## TASK OBJECTIVE
Can you transcribe every entry word for word, skipping the images?

[Rows from a figure dataset]
# # #

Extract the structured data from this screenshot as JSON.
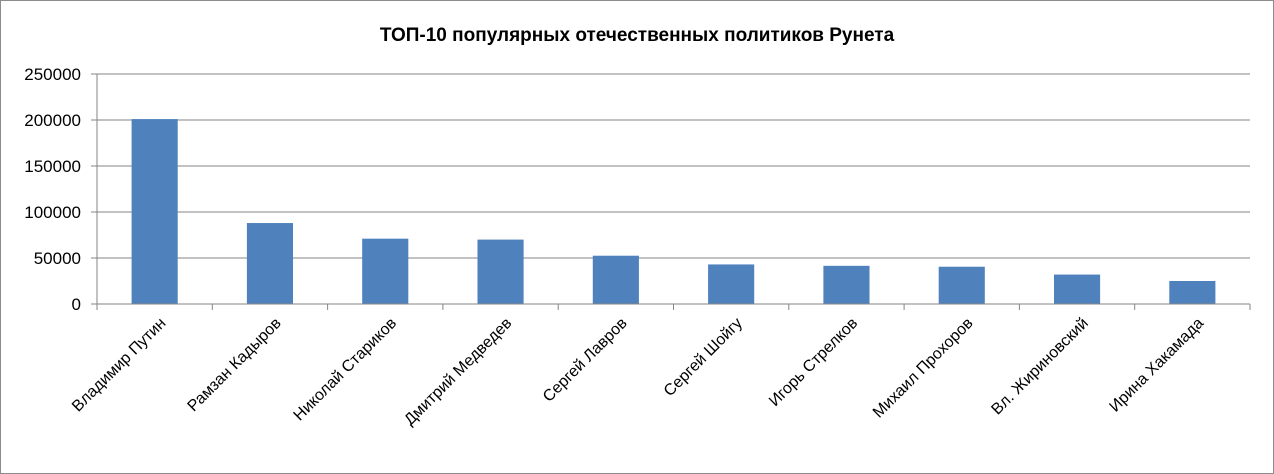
{
  "chart_data": {
    "type": "bar",
    "title": "ТОП-10 популярных  отечественных политиков  Рунета",
    "categories": [
      "Владимир Путин",
      "Рамзан Кадыров",
      "Николай Стариков",
      "Дмитрий Медведев",
      "Сергей Лавров",
      "Сергей Шойгу",
      "Игорь Стрелков",
      "Михаил Прохоров",
      "Вл. Жириновский",
      "Ирина Хакамада"
    ],
    "values": [
      201000,
      88000,
      71000,
      70000,
      52500,
      43000,
      41500,
      40500,
      32000,
      25000
    ],
    "ylim": [
      0,
      250000
    ],
    "yticks": [
      "0",
      "50000",
      "100000",
      "150000",
      "200000",
      "250000"
    ],
    "grid": true,
    "legend": "none",
    "colors": {
      "bar": "#4f81bd",
      "grid": "#868686",
      "axis": "#868686"
    }
  }
}
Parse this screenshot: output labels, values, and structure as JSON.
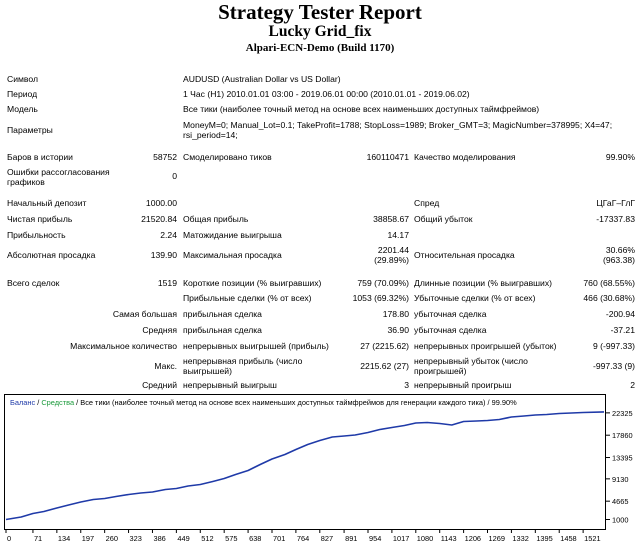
{
  "header": {
    "title": "Strategy Tester Report",
    "expert": "Lucky Grid_fix",
    "server": "Alpari-ECN-Demo (Build 1170)"
  },
  "info": {
    "symbol_label": "Символ",
    "symbol_value": "AUDUSD (Australian Dollar vs US Dollar)",
    "period_label": "Период",
    "period_value": "1 Час (H1) 2010.01.01 03:00 - 2019.06.01 00:00 (2010.01.01 - 2019.06.02)",
    "model_label": "Модель",
    "model_value": "Все тики (наиболее точный метод на основе всех наименьших доступных таймфреймов)",
    "params_label": "Параметры",
    "params_value": "MoneyM=0; Manual_Lot=0.1; TakeProfit=1788; StopLoss=1989; Broker_GMT=3; MagicNumber=378995; X4=47; rsi_period=14;"
  },
  "stats": {
    "bars_label": "Баров в истории",
    "bars_value": "58752",
    "ticks_label": "Смоделировано тиков",
    "ticks_value": "160110471",
    "quality_label": "Качество моделирования",
    "quality_value": "99.90%",
    "errors_label": "Ошибки рассогласования графиков",
    "errors_value": "0",
    "deposit_label": "Начальный депозит",
    "deposit_value": "1000.00",
    "spread_label": "Спред",
    "spread_value": "ЦГаГ–ГлГ",
    "net_label": "Чистая прибыль",
    "net_value": "21520.84",
    "gross_profit_label": "Общая прибыль",
    "gross_profit_value": "38858.67",
    "gross_loss_label": "Общий убыток",
    "gross_loss_value": "-17337.83",
    "pf_label": "Прибыльность",
    "pf_value": "2.24",
    "exp_label": "Матожидание выигрыша",
    "exp_value": "14.17",
    "abs_dd_label": "Абсолютная просадка",
    "abs_dd_value": "139.90",
    "max_dd_label": "Максимальная просадка",
    "max_dd_value": "2201.44",
    "max_dd_pct": "(29.89%)",
    "rel_dd_label": "Относительная просадка",
    "rel_dd_value": "30.66%",
    "rel_dd_abs": "(963.38)",
    "total_label": "Всего сделок",
    "total_value": "1519",
    "short_label": "Короткие позиции (% выигравших)",
    "short_value": "759 (70.09%)",
    "long_label": "Длинные позиции (% выигравших)",
    "long_value": "760 (68.55%)",
    "profit_trades_label": "Прибыльные сделки (% от всех)",
    "profit_trades_value": "1053 (69.32%)",
    "loss_trades_label": "Убыточные сделки (% от всех)",
    "loss_trades_value": "466 (30.68%)",
    "largest_label": "Самая большая",
    "largest_profit_label": "прибыльная сделка",
    "largest_profit_value": "178.80",
    "largest_loss_label": "убыточная сделка",
    "largest_loss_value": "-200.94",
    "avg_label": "Средняя",
    "avg_profit_label": "прибыльная сделка",
    "avg_profit_value": "36.90",
    "avg_loss_label": "убыточная сделка",
    "avg_loss_value": "-37.21",
    "max_count_label": "Максимальное количество",
    "max_cons_wins_label": "непрерывных выигрышей (прибыль)",
    "max_cons_wins_value": "27 (2215.62)",
    "max_cons_losses_label": "непрерывных проигрышей (убыток)",
    "max_cons_losses_value": "9 (-997.33)",
    "max_label": "Макс.",
    "max_cons_profit_label": "непрерывная прибыль (число выигрышей)",
    "max_cons_profit_value": "2215.62 (27)",
    "max_cons_loss_label": "непрерывный убыток (число проигрышей)",
    "max_cons_loss_value": "-997.33 (9)",
    "avg2_label": "Средний",
    "avg_cons_wins_label": "непрерывный выигрыш",
    "avg_cons_wins_value": "3",
    "avg_cons_losses_label": "непрерывный проигрыш",
    "avg_cons_losses_value": "2"
  },
  "chart_legend": {
    "balance": "Баланс",
    "equity": "Средства",
    "description": "Все тики (наиболее точный метод на основе всех наименьших доступных таймфреймов для генерации каждого тика)",
    "quality": "99.90%"
  },
  "chart_data": {
    "type": "line",
    "xlim": [
      0,
      1576
    ],
    "ylim": [
      -700,
      25700
    ],
    "x_ticks": [
      0,
      71,
      134,
      197,
      260,
      323,
      386,
      449,
      512,
      575,
      638,
      701,
      764,
      827,
      891,
      954,
      1017,
      1080,
      1143,
      1206,
      1269,
      1332,
      1395,
      1458,
      1521
    ],
    "y_ticks": [
      1000,
      4665,
      9130,
      13395,
      17860,
      22325
    ],
    "grid": false,
    "legend": "top-left",
    "colors": {
      "balance": "#1f3aa8",
      "equity": "#1a9a3a"
    },
    "series": [
      {
        "name": "Баланс",
        "x": [
          0,
          40,
          71,
          100,
          134,
          165,
          197,
          230,
          260,
          290,
          323,
          355,
          386,
          420,
          449,
          480,
          512,
          545,
          575,
          605,
          638,
          670,
          701,
          735,
          764,
          795,
          827,
          860,
          891,
          920,
          954,
          985,
          1017,
          1050,
          1080,
          1110,
          1143,
          1175,
          1206,
          1240,
          1269,
          1300,
          1332,
          1365,
          1395,
          1425,
          1458,
          1490,
          1521,
          1576
        ],
        "y": [
          1000,
          1500,
          2200,
          2600,
          3300,
          3900,
          4500,
          5000,
          5200,
          5600,
          6000,
          6300,
          6500,
          7000,
          7200,
          7700,
          8000,
          8600,
          9200,
          10000,
          10800,
          12000,
          13100,
          14000,
          15000,
          16000,
          16800,
          17500,
          17700,
          17900,
          18400,
          19000,
          19400,
          19800,
          20300,
          20400,
          20200,
          19900,
          20600,
          20700,
          20800,
          21000,
          21500,
          21700,
          21900,
          22000,
          22200,
          22300,
          22400,
          22520
        ]
      }
    ]
  }
}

# # #

## SOLUTION
Extract the structured data from this screenshot as JSON.
{
  "chart_data": {
    "type": "bar",
    "title": "ТОП-10 популярных  отечественных политиков  Рунета",
    "categories": [
      "Владимир Путин",
      "Рамзан Кадыров",
      "Николай Стариков",
      "Дмитрий Медведев",
      "Сергей Лавров",
      "Сергей Шойгу",
      "Игорь Стрелков",
      "Михаил Прохоров",
      "Вл. Жириновский",
      "Ирина Хакамада"
    ],
    "values": [
      201000,
      88000,
      71000,
      70000,
      52500,
      43000,
      41500,
      40500,
      32000,
      25000
    ],
    "ylim": [
      0,
      250000
    ],
    "yticks": [
      "0",
      "50000",
      "100000",
      "150000",
      "200000",
      "250000"
    ],
    "grid": true,
    "legend": "none",
    "colors": {
      "bar": "#4f81bd",
      "grid": "#868686",
      "axis": "#868686"
    }
  }
}
Parse this screenshot: output labels, values, and structure as JSON.
{
  "header": {
    "title": "Strategy Tester Report",
    "expert": "Lucky Grid_fix",
    "server": "Alpari-ECN-Demo (Build 1170)"
  },
  "info": {
    "symbol_label": "Символ",
    "symbol_value": "AUDUSD (Australian Dollar vs US Dollar)",
    "period_label": "Период",
    "period_value": "1 Час (H1) 2010.01.01 03:00 - 2019.06.01 00:00 (2010.01.01 - 2019.06.02)",
    "model_label": "Модель",
    "model_value": "Все тики (наиболее точный метод на основе всех наименьших доступных таймфреймов)",
    "params_label": "Параметры",
    "params_value": "MoneyM=0; Manual_Lot=0.1; TakeProfit=1788; StopLoss=1989; Broker_GMT=3; MagicNumber=378995; X4=47; rsi_period=14;"
  },
  "stats": {
    "bars_label": "Баров в истории",
    "bars_value": "58752",
    "ticks_label": "Смоделировано тиков",
    "ticks_value": "160110471",
    "quality_label": "Качество моделирования",
    "quality_value": "99.90%",
    "errors_label": "Ошибки рассогласования графиков",
    "errors_value": "0",
    "deposit_label": "Начальный депозит",
    "deposit_value": "1000.00",
    "spread_label": "Спред",
    "spread_value": "ЦГаГ–ГлГ",
    "net_label": "Чистая прибыль",
    "net_value": "21520.84",
    "gross_profit_label": "Общая прибыль",
    "gross_profit_value": "38858.67",
    "gross_loss_label": "Общий убыток",
    "gross_loss_value": "-17337.83",
    "pf_label": "Прибыльность",
    "pf_value": "2.24",
    "exp_label": "Матожидание выигрыша",
    "exp_value": "14.17",
    "abs_dd_label": "Абсолютная просадка",
    "abs_dd_value": "139.90",
    "max_dd_label": "Максимальная просадка",
    "max_dd_value": "2201.44",
    "max_dd_pct": "(29.89%)",
    "rel_dd_label": "Относительная просадка",
    "rel_dd_value": "30.66%",
    "rel_dd_abs": "(963.38)",
    "total_label": "Всего сделок",
    "total_value": "1519",
    "short_label": "Короткие позиции (% выигравших)",
    "short_value": "759 (70.09%)",
    "long_label": "Длинные позиции (% выигравших)",
    "long_value": "760 (68.55%)",
    "profit_trades_label": "Прибыльные сделки (% от всех)",
    "profit_trades_value": "1053 (69.32%)",
    "loss_trades_label": "Убыточные сделки (% от всех)",
    "loss_trades_value": "466 (30.68%)",
    "largest_label": "Самая большая",
    "largest_profit_label": "прибыльная сделка",
    "largest_profit_value": "178.80",
    "largest_loss_label": "убыточная сделка",
    "largest_loss_value": "-200.94",
    "avg_label": "Средняя",
    "avg_profit_label": "прибыльная сделка",
    "avg_profit_value": "36.90",
    "avg_loss_label": "убыточная сделка",
    "avg_loss_value": "-37.21",
    "max_count_label": "Максимальное количество",
    "max_cons_wins_label": "непрерывных выигрышей (прибыль)",
    "max_cons_wins_value": "27 (2215.62)",
    "max_cons_losses_label": "непрерывных проигрышей (убыток)",
    "max_cons_losses_value": "9 (-997.33)",
    "max_label": "Макс.",
    "max_cons_profit_label": "непрерывная прибыль (число выигрышей)",
    "max_cons_profit_value": "2215.62 (27)",
    "max_cons_loss_label": "непрерывный убыток (число проигрышей)",
    "max_cons_loss_value": "-997.33 (9)",
    "avg2_label": "Средний",
    "avg_cons_wins_label": "непрерывный выигрыш",
    "avg_cons_wins_value": "3",
    "avg_cons_losses_label": "непрерывный проигрыш",
    "avg_cons_losses_value": "2"
  },
  "chart_legend": {
    "balance": "Баланс",
    "equity": "Средства",
    "description": "Все тики (наиболее точный метод на основе всех наименьших доступных таймфреймов для генерации каждого тика)",
    "quality": "99.90%"
  },
  "chart_data": {
    "type": "line",
    "xlim": [
      0,
      1576
    ],
    "ylim": [
      -700,
      25700
    ],
    "x_ticks": [
      0,
      71,
      134,
      197,
      260,
      323,
      386,
      449,
      512,
      575,
      638,
      701,
      764,
      827,
      891,
      954,
      1017,
      1080,
      1143,
      1206,
      1269,
      1332,
      1395,
      1458,
      1521
    ],
    "y_ticks": [
      1000,
      4665,
      9130,
      13395,
      17860,
      22325
    ],
    "grid": false,
    "legend": "top-left",
    "colors": {
      "balance": "#1f3aa8",
      "equity": "#1a9a3a"
    },
    "series": [
      {
        "name": "Баланс",
        "x": [
          0,
          40,
          71,
          100,
          134,
          165,
          197,
          230,
          260,
          290,
          323,
          355,
          386,
          420,
          449,
          480,
          512,
          545,
          575,
          605,
          638,
          670,
          701,
          735,
          764,
          795,
          827,
          860,
          891,
          920,
          954,
          985,
          1017,
          1050,
          1080,
          1110,
          1143,
          1175,
          1206,
          1240,
          1269,
          1300,
          1332,
          1365,
          1395,
          1425,
          1458,
          1490,
          1521,
          1576
        ],
        "y": [
          1000,
          1500,
          2200,
          2600,
          3300,
          3900,
          4500,
          5000,
          5200,
          5600,
          6000,
          6300,
          6500,
          7000,
          7200,
          7700,
          8000,
          8600,
          9200,
          10000,
          10800,
          12000,
          13100,
          14000,
          15000,
          16000,
          16800,
          17500,
          17700,
          17900,
          18400,
          19000,
          19400,
          19800,
          20300,
          20400,
          20200,
          19900,
          20600,
          20700,
          20800,
          21000,
          21500,
          21700,
          21900,
          22000,
          22200,
          22300,
          22400,
          22520
        ]
      }
    ]
  }
}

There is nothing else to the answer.